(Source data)
-- start --

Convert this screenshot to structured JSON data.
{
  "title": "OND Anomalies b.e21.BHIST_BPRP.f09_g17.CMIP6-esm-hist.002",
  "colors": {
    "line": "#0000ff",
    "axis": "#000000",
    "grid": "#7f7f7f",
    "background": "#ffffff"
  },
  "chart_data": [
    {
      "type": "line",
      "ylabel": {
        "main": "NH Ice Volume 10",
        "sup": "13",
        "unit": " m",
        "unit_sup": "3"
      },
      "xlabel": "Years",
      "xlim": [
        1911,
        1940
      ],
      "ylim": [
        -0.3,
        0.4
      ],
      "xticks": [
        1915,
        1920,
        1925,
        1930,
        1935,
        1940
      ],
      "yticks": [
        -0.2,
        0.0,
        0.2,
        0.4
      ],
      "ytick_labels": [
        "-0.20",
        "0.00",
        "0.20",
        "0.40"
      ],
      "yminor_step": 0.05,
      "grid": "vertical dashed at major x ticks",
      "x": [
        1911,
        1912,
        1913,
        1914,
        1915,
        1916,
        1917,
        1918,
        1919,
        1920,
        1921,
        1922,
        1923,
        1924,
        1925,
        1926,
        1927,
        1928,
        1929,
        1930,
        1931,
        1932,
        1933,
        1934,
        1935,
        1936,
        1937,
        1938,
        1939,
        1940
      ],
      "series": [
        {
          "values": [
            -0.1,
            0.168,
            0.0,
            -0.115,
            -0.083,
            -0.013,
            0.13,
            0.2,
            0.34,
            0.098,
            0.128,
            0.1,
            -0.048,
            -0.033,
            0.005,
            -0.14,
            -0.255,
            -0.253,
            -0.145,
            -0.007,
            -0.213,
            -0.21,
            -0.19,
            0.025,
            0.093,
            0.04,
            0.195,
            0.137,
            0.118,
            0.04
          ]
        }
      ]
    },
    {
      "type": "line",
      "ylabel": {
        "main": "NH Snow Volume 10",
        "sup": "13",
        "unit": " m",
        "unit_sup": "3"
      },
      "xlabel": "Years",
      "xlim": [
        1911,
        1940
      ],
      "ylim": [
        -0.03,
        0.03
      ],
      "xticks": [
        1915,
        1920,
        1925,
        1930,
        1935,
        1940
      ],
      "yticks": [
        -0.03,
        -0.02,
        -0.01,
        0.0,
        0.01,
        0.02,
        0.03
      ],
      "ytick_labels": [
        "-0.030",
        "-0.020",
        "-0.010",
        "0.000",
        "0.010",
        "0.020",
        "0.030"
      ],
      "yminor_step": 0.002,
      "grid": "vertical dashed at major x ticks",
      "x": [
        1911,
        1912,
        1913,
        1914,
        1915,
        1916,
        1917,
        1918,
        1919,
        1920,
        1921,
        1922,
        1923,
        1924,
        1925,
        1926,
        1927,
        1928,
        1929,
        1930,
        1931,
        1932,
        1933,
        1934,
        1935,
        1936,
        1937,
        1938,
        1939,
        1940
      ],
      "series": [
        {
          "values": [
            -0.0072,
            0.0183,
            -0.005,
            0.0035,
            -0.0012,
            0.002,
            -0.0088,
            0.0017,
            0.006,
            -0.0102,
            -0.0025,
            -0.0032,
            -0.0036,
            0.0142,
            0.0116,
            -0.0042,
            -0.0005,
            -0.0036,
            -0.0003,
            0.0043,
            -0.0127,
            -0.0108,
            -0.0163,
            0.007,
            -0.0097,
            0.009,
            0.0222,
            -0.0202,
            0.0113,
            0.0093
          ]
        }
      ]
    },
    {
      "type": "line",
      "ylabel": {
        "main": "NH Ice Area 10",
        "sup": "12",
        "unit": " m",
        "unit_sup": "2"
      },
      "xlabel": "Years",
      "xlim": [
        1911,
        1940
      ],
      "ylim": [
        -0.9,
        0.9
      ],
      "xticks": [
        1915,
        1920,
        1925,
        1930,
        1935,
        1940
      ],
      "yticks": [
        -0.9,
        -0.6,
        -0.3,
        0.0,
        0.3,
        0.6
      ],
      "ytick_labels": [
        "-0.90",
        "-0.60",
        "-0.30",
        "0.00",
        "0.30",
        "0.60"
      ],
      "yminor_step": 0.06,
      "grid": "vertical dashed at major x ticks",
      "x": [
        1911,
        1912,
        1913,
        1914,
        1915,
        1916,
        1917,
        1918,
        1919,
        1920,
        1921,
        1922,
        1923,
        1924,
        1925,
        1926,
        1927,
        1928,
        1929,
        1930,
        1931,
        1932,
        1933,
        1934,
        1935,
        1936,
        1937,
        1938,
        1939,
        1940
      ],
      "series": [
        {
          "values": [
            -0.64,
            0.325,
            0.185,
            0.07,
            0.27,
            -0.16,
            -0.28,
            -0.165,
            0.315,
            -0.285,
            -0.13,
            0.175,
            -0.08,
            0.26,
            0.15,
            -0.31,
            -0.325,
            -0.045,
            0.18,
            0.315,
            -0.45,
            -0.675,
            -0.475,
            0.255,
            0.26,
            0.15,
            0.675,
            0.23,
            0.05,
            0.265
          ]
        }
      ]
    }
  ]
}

-- end --
-- start --

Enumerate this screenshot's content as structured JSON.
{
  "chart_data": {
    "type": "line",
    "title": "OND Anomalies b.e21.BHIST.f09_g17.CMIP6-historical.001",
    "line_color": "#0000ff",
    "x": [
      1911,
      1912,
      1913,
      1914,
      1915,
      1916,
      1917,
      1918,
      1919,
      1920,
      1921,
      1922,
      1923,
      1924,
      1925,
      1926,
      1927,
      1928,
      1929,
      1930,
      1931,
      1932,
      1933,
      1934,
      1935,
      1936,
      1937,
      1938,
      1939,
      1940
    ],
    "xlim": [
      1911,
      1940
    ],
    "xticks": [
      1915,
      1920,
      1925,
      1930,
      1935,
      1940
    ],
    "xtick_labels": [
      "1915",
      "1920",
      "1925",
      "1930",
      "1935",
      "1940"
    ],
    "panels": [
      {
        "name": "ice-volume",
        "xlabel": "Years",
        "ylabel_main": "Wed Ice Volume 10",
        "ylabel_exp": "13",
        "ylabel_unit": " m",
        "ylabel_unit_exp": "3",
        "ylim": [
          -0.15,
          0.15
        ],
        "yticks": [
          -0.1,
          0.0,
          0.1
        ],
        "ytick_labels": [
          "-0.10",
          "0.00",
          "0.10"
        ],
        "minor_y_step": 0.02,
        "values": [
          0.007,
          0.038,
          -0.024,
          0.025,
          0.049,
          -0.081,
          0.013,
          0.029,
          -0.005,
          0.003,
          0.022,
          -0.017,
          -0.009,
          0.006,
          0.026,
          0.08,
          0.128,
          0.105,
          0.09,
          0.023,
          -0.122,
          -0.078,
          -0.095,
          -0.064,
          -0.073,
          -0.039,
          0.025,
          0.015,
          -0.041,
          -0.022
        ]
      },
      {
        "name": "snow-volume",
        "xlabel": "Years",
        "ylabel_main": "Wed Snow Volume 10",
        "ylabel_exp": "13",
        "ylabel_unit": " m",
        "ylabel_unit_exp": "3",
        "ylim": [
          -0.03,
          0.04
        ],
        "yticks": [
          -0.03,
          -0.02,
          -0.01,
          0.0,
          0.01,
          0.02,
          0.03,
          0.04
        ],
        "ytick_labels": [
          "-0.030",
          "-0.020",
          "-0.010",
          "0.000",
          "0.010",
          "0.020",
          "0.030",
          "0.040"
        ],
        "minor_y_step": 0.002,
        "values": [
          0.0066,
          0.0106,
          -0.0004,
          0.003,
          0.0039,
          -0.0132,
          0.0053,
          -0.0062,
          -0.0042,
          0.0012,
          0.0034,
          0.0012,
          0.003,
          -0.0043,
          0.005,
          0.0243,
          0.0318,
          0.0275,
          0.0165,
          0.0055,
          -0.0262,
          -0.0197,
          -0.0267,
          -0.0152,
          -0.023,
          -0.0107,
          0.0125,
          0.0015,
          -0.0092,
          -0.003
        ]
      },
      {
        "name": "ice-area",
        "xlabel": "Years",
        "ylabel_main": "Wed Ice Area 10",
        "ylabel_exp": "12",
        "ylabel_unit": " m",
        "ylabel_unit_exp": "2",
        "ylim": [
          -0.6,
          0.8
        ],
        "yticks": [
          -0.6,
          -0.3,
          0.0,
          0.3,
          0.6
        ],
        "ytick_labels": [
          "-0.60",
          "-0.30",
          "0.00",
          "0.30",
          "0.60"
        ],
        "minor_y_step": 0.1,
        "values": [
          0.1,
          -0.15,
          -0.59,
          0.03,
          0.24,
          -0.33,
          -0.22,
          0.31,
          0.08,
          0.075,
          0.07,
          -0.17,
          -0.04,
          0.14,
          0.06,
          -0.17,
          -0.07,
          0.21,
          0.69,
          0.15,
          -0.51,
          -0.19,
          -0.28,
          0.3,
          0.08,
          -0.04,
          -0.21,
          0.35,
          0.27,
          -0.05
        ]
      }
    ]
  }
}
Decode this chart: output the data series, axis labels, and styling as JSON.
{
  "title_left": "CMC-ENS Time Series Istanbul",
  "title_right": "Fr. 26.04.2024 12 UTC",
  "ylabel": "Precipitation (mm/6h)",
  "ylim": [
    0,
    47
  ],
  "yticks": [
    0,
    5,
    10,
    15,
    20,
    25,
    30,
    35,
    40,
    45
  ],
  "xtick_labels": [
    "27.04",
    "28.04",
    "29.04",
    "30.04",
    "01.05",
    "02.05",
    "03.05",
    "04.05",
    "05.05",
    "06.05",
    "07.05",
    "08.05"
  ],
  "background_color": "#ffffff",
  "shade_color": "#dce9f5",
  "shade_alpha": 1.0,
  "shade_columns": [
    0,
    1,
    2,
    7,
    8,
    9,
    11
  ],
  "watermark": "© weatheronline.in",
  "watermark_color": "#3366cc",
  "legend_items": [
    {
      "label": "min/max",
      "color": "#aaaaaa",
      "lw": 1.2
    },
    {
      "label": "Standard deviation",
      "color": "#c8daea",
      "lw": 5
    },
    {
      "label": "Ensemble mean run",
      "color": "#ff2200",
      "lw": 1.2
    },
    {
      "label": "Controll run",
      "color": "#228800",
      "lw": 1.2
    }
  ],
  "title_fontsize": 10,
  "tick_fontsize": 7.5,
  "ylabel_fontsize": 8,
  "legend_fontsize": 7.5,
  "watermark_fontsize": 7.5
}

-- end --

From the data above, show each line that contains "this".

* Response
Convert this screenshot to structured JSON data.
Enumerate this screenshot's content as structured JSON.
Decode this chart: output the data series, axis labels, and styling as JSON.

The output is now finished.